- [Short task]
Could you copy every line from the material below in which "Grant" appears?
• • • •
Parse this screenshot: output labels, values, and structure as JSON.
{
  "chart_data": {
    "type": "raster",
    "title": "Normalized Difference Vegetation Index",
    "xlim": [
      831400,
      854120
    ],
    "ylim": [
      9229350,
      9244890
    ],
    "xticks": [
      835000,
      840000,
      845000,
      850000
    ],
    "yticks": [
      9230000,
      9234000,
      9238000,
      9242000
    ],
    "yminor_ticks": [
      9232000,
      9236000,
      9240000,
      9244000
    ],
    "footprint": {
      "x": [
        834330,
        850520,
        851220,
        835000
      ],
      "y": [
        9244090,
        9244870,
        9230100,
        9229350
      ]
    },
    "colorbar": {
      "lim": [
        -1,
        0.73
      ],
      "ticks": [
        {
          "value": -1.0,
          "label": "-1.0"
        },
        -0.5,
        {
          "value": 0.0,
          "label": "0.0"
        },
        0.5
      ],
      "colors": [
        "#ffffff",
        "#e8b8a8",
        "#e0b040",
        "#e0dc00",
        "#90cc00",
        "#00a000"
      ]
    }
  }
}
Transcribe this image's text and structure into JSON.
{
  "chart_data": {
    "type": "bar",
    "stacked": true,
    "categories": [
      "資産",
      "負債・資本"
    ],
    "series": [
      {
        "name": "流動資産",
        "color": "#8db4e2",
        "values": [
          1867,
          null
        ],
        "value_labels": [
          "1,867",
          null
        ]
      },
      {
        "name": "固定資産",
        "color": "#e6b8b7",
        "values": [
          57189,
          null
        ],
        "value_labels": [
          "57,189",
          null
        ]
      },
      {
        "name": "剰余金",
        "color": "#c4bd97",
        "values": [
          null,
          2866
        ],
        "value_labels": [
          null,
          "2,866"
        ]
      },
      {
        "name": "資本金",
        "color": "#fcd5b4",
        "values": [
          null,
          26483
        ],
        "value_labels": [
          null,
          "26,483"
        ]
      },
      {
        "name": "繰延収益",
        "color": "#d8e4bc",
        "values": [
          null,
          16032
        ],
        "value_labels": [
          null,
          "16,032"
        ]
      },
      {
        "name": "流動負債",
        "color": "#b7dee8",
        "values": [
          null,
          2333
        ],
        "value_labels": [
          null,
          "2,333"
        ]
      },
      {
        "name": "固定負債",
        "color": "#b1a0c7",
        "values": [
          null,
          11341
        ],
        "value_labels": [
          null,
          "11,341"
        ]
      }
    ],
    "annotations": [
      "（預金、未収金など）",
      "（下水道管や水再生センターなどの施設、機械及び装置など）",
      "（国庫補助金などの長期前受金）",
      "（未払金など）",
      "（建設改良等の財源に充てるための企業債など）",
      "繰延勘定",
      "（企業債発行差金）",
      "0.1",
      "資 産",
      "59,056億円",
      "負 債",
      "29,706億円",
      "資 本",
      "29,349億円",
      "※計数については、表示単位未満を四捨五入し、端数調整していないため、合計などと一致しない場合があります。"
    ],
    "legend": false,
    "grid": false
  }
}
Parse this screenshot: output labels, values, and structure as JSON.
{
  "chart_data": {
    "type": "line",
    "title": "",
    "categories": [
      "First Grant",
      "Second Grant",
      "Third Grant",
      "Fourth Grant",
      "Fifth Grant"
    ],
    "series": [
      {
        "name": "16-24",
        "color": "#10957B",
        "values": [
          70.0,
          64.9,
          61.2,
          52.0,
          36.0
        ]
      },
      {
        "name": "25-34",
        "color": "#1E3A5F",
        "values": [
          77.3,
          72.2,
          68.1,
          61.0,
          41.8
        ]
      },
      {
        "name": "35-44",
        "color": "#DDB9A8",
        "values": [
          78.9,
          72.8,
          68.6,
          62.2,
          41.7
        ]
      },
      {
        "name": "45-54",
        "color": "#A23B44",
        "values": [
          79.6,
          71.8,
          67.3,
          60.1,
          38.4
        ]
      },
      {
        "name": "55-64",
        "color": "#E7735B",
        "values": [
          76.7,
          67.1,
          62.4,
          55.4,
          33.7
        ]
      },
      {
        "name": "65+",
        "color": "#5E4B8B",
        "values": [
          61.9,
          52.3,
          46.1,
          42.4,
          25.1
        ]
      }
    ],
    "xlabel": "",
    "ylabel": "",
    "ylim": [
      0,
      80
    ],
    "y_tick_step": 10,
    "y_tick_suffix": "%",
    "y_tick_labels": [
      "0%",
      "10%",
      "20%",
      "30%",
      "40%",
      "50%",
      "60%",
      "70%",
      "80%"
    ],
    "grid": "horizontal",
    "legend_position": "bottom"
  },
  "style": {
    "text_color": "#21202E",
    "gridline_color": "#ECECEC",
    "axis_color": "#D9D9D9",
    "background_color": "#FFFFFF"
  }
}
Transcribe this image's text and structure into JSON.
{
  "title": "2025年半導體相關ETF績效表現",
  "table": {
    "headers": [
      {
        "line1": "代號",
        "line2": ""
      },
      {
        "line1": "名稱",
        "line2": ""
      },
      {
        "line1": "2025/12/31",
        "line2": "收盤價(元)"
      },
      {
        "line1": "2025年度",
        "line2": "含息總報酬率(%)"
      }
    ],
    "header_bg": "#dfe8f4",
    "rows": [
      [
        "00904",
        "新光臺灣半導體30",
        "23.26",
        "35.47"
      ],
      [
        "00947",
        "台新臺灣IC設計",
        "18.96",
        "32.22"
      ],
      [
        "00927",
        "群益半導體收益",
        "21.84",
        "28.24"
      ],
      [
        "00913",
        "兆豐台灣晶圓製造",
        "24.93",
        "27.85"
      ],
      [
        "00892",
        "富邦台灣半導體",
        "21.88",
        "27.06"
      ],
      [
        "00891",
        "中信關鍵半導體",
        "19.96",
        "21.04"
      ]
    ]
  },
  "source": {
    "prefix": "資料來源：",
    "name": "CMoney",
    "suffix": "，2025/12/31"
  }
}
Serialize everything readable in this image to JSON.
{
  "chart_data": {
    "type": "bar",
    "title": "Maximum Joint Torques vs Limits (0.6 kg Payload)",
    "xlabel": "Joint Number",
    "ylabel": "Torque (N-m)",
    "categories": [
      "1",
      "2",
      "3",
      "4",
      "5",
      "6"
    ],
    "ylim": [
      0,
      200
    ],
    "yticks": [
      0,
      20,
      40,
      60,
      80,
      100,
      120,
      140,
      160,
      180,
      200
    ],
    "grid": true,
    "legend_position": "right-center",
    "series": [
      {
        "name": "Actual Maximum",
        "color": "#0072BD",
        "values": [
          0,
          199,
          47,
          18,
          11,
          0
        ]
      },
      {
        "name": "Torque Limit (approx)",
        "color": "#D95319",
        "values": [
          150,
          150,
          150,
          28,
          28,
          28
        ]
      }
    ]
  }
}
• • • •
- [Full solution]
      "First Grant",
      "Second Grant",
      "Third Grant",
      "Fourth Grant",
      "Fifth Grant"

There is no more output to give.